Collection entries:
◆ ◆ ◆

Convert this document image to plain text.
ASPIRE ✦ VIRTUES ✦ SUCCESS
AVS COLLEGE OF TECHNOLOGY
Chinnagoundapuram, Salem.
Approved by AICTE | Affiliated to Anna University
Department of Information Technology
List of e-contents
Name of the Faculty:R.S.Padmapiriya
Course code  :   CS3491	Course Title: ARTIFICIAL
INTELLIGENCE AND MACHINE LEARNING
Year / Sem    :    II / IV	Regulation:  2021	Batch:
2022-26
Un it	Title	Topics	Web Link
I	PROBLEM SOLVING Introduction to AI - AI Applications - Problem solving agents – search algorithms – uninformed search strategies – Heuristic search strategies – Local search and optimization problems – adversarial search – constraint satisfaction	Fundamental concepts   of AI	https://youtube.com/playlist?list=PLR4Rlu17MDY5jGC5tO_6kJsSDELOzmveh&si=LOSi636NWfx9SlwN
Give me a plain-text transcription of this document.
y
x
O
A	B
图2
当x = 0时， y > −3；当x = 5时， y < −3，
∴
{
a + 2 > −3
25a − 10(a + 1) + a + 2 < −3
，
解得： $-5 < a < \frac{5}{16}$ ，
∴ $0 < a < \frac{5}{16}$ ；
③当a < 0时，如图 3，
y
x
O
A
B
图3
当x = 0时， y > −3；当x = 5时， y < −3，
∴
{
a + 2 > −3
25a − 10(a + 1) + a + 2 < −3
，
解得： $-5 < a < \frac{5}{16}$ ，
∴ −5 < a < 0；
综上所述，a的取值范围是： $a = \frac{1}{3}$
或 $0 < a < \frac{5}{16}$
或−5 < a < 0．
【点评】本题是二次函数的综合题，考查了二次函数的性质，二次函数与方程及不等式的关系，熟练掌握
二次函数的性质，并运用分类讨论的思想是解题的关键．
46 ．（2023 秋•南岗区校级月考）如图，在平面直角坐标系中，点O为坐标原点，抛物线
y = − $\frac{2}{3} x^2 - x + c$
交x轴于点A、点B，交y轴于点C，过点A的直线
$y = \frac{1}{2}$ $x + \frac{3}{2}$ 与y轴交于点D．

◆ ◆ ◆

THE EXERCISE:
Locate all lines in the listing above with the word "document". Copy them.

FINAL RESULT:
Convert this document image to plain text.
Give me a plain-text transcription of this document.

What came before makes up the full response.